Would you retype, word for word, the line with "Give me the" and every line after it through the end of the records below?

^^^^^^^^

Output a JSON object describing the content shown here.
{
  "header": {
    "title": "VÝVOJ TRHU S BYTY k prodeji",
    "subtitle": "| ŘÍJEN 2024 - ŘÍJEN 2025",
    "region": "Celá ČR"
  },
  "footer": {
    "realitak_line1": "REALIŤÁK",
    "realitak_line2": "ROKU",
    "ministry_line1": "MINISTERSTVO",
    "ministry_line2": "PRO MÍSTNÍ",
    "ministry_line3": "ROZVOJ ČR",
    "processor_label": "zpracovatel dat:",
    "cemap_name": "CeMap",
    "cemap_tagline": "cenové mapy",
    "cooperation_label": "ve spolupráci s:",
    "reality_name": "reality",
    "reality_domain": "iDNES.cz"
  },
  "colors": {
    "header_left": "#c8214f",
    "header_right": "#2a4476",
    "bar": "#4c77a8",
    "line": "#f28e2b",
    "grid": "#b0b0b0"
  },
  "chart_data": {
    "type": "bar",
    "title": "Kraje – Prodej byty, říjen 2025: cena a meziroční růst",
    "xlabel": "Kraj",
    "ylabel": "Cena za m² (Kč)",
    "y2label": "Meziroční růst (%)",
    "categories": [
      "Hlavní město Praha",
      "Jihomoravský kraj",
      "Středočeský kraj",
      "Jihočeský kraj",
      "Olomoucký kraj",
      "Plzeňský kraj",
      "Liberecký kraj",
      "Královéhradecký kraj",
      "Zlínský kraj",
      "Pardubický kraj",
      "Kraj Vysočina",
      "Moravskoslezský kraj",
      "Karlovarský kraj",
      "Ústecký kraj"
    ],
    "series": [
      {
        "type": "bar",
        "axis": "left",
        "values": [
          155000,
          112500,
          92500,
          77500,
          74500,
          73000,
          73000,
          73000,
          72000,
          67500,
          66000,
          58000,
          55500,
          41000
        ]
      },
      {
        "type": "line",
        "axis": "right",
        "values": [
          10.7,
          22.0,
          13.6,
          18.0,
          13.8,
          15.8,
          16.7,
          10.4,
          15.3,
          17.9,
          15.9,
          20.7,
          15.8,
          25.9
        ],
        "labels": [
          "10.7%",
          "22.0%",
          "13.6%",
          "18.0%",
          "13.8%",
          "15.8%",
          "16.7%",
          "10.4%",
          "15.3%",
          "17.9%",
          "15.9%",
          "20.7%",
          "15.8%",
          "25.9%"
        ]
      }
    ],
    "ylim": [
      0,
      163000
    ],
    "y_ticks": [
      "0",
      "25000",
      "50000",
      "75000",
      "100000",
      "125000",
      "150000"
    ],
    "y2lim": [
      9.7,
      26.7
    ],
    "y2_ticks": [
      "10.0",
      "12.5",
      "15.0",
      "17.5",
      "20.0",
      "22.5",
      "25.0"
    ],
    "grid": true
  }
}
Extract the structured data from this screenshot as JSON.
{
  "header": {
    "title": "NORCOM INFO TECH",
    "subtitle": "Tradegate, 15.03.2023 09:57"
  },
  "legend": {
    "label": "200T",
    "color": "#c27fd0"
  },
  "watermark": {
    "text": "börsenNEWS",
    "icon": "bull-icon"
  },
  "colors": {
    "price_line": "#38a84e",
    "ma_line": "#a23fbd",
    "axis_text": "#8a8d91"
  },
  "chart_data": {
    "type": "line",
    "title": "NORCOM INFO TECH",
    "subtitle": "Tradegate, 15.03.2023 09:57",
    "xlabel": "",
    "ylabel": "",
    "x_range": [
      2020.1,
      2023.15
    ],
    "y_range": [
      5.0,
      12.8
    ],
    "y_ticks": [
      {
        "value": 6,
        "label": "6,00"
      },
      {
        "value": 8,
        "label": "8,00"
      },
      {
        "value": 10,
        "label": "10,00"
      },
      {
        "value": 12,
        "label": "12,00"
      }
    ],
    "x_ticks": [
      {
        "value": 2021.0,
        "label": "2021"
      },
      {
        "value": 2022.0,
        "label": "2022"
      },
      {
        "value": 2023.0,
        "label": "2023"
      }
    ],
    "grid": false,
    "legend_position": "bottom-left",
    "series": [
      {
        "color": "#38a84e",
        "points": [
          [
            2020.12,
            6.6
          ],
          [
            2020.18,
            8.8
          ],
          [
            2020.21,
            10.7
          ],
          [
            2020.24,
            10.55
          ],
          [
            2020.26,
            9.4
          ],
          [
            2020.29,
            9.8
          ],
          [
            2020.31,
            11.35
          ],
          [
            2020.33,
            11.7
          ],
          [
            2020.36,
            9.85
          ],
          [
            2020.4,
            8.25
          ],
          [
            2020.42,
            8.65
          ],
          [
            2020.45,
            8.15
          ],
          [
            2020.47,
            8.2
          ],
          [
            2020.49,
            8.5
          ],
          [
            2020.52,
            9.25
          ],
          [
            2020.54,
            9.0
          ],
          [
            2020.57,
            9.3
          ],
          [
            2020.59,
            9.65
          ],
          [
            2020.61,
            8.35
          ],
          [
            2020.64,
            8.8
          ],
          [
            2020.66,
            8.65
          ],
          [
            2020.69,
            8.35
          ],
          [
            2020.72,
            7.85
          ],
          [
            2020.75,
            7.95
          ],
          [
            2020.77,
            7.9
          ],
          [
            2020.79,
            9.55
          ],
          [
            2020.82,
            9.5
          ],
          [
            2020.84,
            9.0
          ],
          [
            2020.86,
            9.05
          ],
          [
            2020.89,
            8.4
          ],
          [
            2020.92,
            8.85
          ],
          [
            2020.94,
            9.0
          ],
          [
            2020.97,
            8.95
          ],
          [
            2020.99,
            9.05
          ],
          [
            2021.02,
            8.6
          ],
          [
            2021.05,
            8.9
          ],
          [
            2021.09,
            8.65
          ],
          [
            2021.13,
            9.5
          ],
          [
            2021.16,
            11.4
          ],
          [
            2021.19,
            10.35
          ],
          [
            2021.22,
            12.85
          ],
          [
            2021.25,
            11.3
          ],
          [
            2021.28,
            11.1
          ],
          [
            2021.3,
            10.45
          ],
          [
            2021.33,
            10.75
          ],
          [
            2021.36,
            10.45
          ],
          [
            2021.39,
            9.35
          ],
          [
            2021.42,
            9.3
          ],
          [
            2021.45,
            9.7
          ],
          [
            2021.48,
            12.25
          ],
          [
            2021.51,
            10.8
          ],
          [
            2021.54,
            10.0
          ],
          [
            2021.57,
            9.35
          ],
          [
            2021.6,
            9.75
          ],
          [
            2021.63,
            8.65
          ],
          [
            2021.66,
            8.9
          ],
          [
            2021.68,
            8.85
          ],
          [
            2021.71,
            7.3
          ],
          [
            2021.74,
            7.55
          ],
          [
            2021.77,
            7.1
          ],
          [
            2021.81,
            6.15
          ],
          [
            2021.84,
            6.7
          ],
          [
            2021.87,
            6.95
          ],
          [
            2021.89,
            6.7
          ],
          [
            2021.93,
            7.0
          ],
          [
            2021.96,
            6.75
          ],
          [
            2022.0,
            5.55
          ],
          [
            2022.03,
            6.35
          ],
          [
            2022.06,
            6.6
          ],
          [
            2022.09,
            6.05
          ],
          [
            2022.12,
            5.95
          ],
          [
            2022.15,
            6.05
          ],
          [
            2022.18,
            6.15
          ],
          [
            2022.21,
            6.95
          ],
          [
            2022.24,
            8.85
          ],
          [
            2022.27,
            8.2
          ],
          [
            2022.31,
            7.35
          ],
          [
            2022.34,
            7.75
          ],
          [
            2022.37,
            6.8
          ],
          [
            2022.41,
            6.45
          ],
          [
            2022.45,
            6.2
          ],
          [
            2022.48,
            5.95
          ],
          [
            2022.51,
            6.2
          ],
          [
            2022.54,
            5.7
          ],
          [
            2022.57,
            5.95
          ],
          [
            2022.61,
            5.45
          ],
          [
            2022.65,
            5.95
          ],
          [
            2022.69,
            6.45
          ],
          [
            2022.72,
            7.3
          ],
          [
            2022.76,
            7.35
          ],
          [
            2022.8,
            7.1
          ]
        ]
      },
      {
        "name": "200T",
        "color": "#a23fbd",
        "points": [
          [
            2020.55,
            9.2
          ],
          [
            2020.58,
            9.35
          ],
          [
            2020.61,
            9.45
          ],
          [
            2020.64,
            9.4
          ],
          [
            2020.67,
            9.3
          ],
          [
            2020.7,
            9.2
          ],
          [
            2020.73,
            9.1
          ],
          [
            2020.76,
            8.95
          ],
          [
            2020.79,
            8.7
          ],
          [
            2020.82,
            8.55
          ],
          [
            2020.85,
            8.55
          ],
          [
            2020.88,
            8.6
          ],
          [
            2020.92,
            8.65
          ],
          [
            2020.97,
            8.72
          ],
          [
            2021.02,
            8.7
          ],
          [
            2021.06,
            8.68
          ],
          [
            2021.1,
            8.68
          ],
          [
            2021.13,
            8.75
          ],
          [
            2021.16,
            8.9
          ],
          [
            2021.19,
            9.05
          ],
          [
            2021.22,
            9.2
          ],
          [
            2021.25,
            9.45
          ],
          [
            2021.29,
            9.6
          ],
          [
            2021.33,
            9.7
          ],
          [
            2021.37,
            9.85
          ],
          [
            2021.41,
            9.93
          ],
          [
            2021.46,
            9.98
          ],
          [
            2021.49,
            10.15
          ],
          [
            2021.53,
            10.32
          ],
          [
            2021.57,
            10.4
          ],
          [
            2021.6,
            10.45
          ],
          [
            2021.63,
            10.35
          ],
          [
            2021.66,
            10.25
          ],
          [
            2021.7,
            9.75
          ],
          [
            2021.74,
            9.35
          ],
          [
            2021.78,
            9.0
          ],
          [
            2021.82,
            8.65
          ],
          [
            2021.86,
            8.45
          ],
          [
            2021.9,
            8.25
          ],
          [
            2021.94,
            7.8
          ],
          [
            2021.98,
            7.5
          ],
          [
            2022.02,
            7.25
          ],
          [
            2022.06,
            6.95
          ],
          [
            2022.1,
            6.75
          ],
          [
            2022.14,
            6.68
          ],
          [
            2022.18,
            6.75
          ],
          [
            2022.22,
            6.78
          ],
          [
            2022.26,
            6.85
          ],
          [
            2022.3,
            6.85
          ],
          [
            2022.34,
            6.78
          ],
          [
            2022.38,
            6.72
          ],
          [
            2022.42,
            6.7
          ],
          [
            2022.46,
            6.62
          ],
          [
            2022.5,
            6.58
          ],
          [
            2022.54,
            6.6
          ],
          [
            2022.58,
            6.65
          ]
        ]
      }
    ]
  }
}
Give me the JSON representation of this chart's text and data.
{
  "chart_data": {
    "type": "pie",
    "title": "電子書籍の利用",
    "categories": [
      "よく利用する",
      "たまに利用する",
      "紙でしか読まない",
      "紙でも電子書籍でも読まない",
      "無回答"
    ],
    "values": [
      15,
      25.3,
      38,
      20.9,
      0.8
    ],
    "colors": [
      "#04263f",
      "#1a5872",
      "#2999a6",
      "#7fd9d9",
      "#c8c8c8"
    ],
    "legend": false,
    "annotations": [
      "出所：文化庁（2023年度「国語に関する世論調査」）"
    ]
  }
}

^^^^^^^^

== The output ==
Give me the JSON representation of this chart's text and data.
{
  "chart_data": {
    "type": "pie",
    "title": "電子書籍の利用",
    "categories": [
      "よく利用する",
      "たまに利用する",
      "紙でしか読まない",
      "紙でも電子書籍でも読まない",
      "無回答"
    ],
    "values": [
      15,
      25.3,
      38,
      20.9,
      0.8
    ],
    "colors": [
      "#04263f",
      "#1a5872",
      "#2999a6",
      "#7fd9d9",
      "#c8c8c8"
    ],
    "legend": false,
    "annotations": [
      "出所：文化庁（2023年度「国語に関する世論調査」）"
    ]
  }
}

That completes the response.